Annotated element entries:

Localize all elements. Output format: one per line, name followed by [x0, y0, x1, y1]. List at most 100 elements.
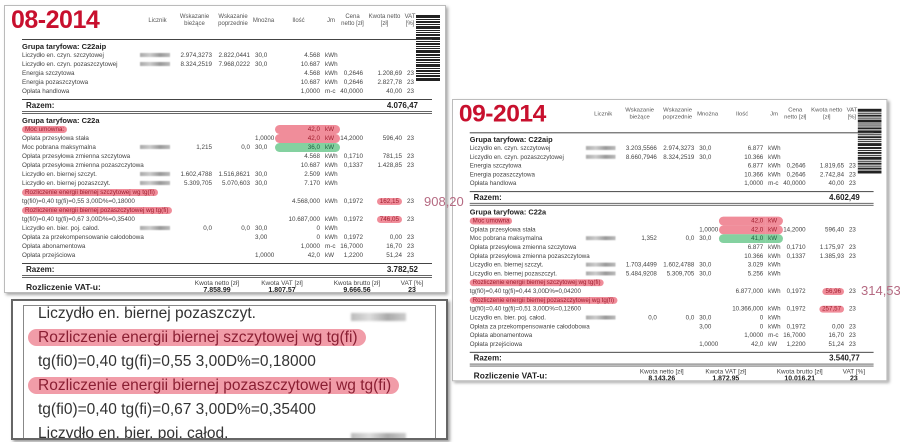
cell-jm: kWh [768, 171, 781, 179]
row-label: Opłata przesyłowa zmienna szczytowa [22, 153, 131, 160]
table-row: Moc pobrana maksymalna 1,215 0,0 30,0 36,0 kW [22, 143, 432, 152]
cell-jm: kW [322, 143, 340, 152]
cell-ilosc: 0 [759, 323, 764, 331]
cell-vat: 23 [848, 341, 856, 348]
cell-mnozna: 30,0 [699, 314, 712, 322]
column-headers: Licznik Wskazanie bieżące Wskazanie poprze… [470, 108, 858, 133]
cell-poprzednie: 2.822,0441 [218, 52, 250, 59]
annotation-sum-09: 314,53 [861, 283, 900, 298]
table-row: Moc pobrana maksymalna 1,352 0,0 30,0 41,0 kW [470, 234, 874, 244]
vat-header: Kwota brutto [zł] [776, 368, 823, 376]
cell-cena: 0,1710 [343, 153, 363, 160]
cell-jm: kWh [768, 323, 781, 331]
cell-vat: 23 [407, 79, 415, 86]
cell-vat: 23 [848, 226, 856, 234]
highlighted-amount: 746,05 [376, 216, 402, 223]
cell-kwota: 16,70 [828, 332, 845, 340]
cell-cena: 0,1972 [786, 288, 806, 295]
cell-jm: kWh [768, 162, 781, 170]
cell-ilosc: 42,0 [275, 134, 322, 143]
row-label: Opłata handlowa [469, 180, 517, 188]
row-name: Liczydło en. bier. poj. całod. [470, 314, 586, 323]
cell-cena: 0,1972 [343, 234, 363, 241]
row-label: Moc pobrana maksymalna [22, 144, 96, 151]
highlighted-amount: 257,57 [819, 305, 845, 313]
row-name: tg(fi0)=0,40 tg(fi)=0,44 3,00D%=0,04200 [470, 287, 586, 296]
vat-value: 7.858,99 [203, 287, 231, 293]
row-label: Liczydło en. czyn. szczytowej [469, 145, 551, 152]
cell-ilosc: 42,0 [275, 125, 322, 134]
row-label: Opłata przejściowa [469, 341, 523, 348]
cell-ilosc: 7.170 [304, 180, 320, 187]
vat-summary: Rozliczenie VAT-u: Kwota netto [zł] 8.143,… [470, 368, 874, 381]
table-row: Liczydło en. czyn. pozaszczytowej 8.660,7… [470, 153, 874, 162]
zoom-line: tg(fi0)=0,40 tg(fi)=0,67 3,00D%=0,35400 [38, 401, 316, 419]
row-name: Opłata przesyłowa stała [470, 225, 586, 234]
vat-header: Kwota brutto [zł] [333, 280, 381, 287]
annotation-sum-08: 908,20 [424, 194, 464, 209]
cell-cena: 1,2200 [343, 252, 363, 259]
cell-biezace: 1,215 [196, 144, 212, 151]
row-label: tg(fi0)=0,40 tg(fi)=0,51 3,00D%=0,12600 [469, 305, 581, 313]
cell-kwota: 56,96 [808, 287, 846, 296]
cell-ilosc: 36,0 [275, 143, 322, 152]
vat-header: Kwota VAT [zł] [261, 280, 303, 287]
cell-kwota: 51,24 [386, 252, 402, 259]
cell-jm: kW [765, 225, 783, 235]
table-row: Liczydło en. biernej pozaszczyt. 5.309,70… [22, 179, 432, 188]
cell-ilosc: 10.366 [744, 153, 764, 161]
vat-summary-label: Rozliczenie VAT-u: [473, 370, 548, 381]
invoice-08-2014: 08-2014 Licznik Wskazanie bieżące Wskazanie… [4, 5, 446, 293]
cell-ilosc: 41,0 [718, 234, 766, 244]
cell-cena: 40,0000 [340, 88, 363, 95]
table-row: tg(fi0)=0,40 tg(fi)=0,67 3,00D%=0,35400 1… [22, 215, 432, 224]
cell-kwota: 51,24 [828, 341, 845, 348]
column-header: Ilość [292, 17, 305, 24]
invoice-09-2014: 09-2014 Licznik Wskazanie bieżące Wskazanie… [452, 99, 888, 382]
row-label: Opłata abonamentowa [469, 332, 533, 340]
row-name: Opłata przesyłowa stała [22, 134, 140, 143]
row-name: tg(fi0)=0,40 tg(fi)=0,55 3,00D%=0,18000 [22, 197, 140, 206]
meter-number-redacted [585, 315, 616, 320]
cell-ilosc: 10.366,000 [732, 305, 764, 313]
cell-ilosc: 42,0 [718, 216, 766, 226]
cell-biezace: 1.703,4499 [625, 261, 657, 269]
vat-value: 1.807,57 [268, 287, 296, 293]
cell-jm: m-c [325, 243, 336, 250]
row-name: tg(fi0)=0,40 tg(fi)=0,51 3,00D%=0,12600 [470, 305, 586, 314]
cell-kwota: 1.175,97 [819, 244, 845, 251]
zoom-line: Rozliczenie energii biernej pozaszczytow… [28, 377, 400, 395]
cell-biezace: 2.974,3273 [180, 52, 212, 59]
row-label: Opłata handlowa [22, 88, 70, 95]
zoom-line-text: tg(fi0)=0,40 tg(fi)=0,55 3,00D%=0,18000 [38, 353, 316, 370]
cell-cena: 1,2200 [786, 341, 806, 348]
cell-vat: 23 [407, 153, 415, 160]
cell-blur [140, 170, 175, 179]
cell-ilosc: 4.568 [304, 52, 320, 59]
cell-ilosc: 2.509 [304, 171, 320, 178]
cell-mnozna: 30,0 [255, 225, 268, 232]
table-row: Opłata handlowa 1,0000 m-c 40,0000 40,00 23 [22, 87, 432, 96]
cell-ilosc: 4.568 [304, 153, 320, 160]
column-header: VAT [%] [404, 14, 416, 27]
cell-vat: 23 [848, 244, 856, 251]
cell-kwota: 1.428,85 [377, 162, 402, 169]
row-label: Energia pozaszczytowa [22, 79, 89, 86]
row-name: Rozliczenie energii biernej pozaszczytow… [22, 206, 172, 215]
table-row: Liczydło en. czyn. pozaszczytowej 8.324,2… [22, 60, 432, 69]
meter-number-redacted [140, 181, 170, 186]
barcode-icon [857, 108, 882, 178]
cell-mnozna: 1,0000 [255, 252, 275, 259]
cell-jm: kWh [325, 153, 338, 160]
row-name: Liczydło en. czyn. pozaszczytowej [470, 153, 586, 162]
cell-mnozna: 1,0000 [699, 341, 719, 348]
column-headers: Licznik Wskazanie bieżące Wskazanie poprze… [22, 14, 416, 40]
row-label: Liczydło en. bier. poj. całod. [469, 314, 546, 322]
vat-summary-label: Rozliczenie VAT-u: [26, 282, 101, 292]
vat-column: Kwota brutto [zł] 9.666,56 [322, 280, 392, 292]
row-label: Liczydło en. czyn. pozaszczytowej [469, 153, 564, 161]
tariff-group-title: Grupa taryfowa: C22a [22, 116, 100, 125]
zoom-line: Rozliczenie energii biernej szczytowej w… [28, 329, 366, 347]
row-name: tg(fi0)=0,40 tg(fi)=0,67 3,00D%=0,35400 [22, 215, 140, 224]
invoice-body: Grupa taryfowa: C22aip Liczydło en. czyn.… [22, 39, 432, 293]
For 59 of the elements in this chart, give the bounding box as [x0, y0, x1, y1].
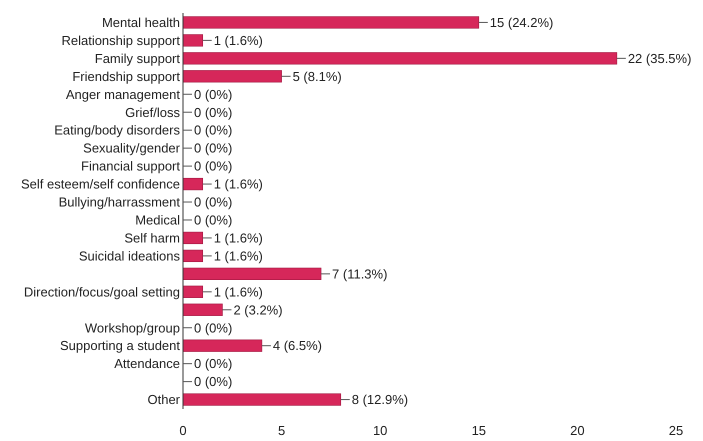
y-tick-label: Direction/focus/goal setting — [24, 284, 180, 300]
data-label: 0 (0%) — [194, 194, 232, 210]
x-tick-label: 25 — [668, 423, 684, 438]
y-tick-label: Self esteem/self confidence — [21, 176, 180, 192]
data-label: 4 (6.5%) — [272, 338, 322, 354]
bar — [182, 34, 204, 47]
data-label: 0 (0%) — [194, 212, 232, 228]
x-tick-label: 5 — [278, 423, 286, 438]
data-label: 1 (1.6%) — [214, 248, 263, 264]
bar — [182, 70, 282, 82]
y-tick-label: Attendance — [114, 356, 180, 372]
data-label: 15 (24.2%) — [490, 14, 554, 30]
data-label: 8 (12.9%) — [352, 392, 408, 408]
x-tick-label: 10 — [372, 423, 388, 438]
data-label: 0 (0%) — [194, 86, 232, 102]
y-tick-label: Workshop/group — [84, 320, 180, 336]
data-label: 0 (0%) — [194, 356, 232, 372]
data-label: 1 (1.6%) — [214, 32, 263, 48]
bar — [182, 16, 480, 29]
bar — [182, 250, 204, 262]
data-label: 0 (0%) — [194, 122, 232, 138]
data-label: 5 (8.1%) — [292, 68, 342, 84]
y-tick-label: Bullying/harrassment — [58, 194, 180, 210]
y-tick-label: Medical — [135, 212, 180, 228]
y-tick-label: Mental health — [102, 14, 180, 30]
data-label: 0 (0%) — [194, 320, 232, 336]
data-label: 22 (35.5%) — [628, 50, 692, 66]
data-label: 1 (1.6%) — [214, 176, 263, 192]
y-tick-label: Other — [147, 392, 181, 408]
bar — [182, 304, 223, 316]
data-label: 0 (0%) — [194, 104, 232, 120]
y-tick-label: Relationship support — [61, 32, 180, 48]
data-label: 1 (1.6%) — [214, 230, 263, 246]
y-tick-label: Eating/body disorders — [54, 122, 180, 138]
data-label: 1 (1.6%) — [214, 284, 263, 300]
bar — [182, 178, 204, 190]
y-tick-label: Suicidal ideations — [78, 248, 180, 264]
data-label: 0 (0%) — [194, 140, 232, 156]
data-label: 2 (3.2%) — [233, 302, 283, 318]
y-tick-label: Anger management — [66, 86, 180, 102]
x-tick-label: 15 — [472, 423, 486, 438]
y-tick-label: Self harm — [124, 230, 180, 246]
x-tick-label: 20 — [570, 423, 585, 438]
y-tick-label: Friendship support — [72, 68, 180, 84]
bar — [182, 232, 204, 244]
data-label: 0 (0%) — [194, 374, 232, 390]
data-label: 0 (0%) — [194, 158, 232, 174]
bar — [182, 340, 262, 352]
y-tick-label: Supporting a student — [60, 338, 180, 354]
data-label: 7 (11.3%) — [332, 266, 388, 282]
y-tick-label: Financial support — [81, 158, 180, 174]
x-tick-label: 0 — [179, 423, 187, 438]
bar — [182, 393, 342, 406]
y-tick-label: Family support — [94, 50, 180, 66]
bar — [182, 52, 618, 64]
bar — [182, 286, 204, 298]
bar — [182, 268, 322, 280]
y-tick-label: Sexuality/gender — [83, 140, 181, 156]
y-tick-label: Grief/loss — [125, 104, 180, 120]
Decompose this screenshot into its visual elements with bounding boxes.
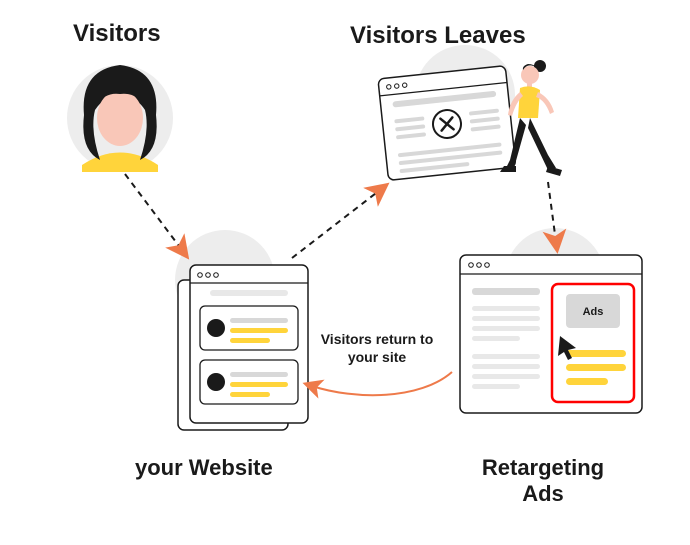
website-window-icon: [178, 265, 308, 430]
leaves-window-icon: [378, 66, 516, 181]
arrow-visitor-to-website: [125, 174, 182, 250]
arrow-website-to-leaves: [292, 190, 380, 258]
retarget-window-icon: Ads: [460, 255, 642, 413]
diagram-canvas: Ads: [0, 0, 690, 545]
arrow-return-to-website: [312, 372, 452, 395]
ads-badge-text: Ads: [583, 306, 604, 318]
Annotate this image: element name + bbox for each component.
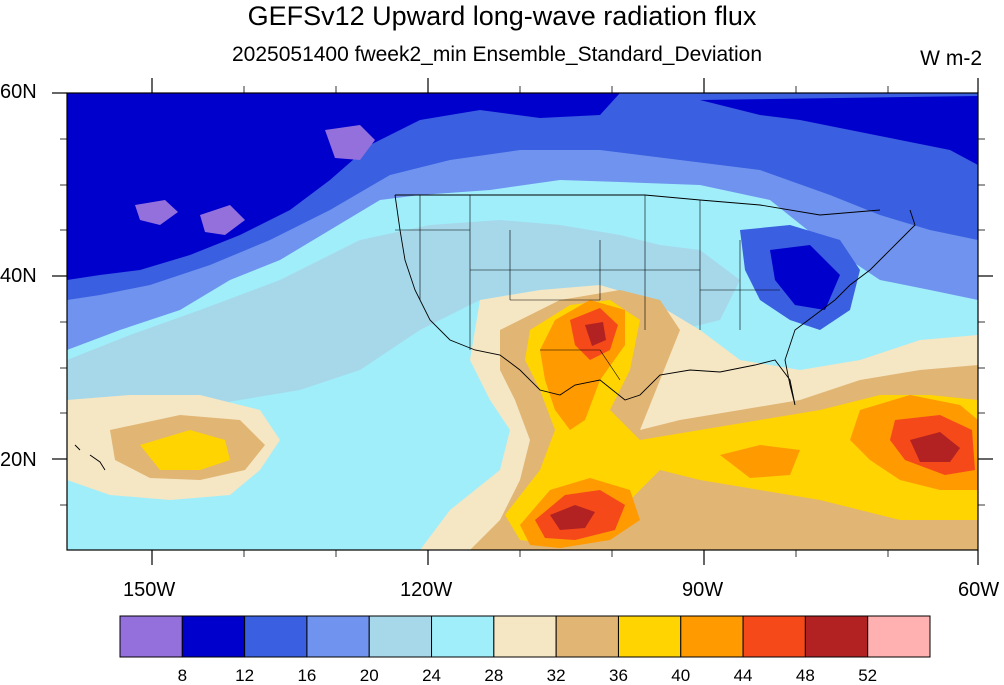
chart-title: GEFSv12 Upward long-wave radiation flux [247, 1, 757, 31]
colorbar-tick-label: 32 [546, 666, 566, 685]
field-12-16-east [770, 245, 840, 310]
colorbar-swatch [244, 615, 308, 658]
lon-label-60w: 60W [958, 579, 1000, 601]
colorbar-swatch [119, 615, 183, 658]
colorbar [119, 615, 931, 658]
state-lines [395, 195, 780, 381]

→ What to work on: Lay out the part of the entries that opens with the line containing "y-tick-label: Direction/focus/goal setting" and closes with the line containing "bar — [182, 34, 204, 47]" as a Markdown table with columns No. and Line. Give each line its own numbered row and omit blank lines.

→ Complete output:
| No. | Line |
|---|---|
| 1 | y-tick-label: Direction/focus/goal setting — [24, 284, 180, 300] |
| 2 | data-label: 0 (0%) — [194, 194, 232, 210] |
| 3 | x-tick-label: 25 — [668, 423, 684, 438] |
| 4 | y-tick-label: Self esteem/self confidence — [21, 176, 180, 192] |
| 5 | data-label: 4 (6.5%) — [272, 338, 322, 354] |
| 6 | bar — [182, 34, 204, 47] |